Data entries
* START *

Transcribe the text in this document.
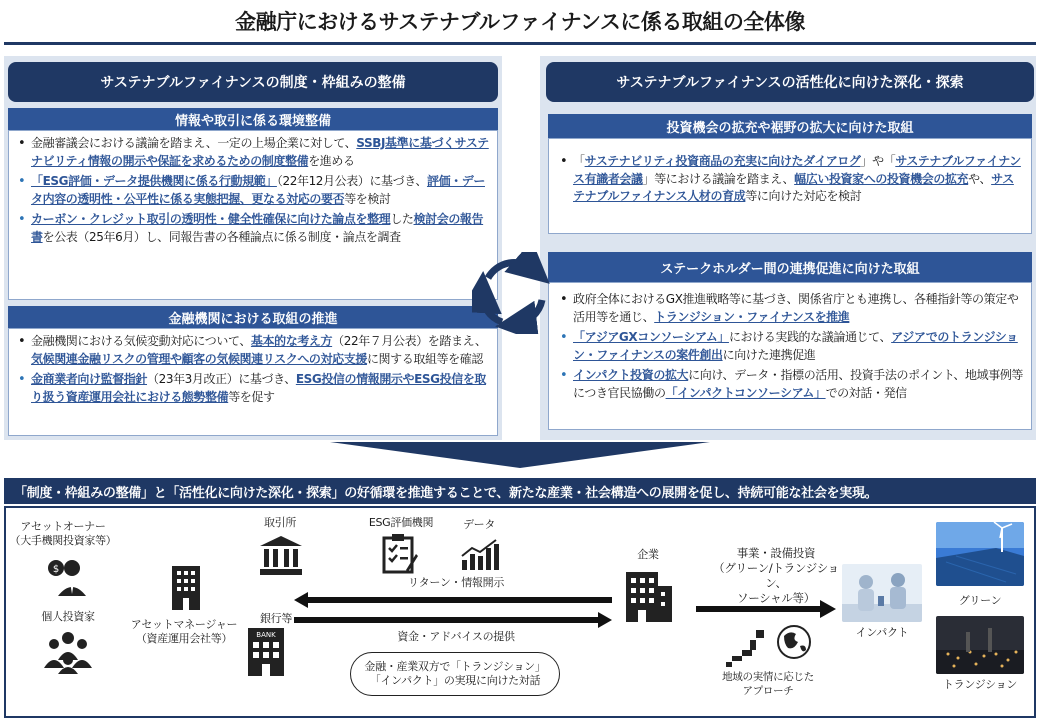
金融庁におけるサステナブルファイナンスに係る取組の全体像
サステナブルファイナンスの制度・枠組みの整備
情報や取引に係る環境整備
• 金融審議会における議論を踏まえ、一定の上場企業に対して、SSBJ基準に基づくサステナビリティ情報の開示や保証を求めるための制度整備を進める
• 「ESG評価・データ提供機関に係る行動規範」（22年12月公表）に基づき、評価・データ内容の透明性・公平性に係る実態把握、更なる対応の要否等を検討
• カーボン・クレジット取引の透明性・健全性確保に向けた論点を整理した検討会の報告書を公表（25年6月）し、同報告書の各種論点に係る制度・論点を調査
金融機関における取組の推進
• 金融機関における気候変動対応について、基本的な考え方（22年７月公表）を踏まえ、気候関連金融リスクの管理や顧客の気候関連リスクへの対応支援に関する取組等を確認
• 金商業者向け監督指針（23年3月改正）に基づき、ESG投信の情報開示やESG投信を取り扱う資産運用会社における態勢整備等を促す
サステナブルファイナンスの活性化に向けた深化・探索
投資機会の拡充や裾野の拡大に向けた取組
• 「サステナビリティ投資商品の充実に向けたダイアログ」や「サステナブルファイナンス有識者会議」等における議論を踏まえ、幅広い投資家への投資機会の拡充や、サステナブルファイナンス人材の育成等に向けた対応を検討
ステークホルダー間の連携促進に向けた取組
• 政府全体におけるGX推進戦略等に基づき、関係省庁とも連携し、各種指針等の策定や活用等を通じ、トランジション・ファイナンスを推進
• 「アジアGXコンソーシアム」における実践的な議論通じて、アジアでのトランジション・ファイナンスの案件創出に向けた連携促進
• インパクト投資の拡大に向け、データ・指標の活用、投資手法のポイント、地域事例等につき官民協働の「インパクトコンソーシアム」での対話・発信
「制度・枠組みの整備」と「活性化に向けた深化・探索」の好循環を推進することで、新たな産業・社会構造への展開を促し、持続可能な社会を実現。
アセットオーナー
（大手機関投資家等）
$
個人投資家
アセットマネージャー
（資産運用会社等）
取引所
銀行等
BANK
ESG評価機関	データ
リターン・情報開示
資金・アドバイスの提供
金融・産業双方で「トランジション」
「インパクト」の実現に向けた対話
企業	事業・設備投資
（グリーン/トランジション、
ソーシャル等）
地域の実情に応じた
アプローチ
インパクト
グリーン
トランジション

* END *
* START *

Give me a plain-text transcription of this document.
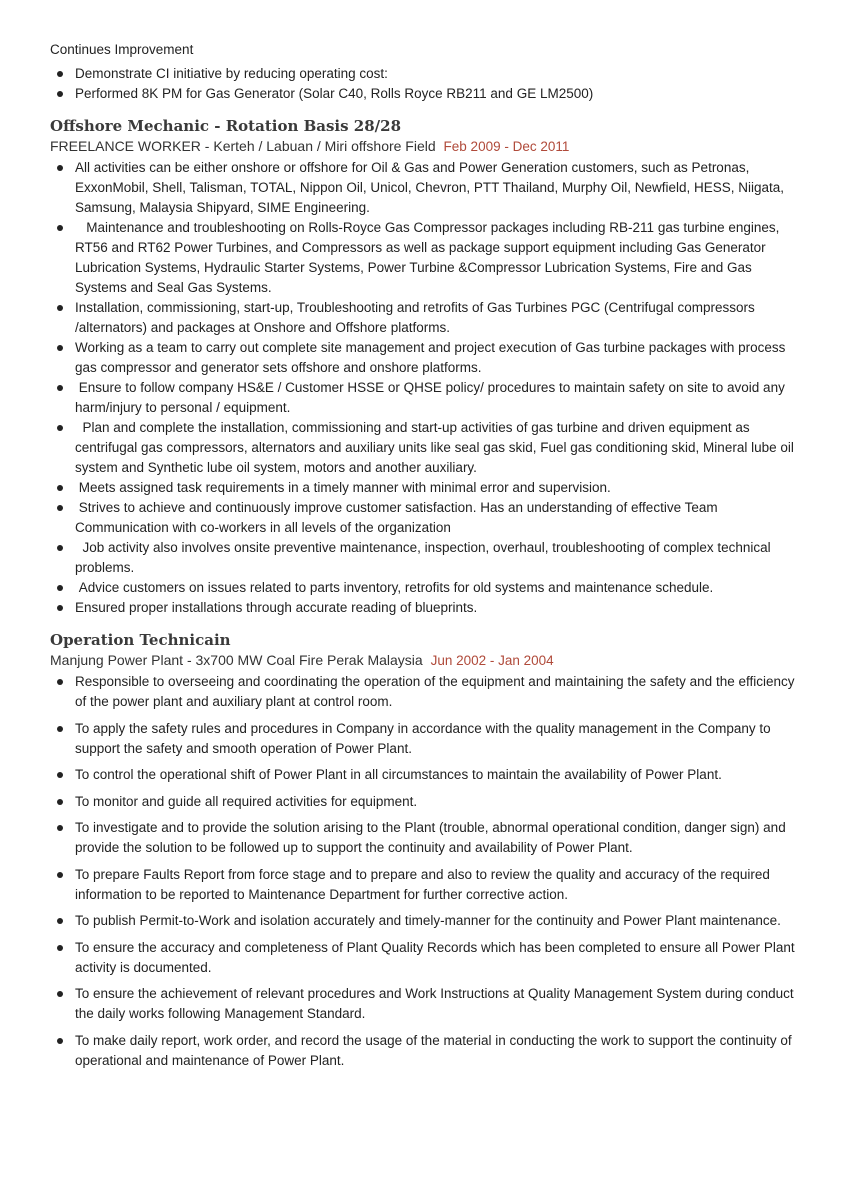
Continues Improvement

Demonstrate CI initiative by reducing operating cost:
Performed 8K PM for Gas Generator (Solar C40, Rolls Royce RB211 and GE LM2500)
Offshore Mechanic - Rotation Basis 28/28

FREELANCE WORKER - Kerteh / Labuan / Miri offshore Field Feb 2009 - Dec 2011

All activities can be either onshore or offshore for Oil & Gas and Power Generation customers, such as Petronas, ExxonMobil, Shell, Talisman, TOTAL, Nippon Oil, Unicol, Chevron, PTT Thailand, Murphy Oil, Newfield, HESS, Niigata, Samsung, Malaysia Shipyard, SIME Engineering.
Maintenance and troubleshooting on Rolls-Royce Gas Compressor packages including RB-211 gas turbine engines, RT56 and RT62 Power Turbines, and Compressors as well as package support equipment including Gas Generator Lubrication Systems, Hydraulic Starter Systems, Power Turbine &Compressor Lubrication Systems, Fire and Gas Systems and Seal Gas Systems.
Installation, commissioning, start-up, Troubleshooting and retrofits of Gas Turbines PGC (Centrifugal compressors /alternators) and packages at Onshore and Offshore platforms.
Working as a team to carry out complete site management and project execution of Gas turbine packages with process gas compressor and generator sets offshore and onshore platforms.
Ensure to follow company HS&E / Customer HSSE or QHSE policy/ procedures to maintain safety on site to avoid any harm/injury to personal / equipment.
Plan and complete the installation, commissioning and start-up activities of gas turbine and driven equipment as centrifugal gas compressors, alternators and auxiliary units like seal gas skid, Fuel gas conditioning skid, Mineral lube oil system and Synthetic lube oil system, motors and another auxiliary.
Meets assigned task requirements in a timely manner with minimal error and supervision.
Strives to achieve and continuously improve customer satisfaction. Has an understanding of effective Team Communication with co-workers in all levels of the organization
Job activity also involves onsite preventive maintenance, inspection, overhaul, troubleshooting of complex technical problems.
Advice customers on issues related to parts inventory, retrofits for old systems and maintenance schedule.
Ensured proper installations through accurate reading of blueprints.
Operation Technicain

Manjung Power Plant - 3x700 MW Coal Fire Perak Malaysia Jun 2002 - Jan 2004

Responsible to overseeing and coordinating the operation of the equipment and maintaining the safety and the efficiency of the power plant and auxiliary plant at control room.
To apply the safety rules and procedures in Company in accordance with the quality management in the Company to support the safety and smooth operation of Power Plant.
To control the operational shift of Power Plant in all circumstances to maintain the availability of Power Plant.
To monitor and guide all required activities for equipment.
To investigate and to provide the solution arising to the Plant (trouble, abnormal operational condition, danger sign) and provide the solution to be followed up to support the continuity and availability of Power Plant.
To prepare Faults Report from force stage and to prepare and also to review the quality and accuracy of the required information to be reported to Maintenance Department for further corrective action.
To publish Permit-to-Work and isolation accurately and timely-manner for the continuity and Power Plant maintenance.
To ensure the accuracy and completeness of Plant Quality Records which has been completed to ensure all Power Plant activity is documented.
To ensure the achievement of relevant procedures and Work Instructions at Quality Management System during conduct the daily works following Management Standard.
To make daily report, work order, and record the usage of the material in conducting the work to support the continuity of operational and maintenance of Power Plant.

* END *

For each line above that contains the word "continuity", copy that line.

◆ EXERCISE OUTPUT:
To investigate and to provide the solution arising to the Plant (trouble, abnormal operational condition, danger sign) and provide the solution to be followed up to support the continuity and availability of Power Plant.
To publish Permit-to-Work and isolation accurately and timely-manner for the continuity and Power Plant maintenance.
To make daily report, work order, and record the usage of the material in conducting the work to support the continuity of operational and maintenance of Power Plant.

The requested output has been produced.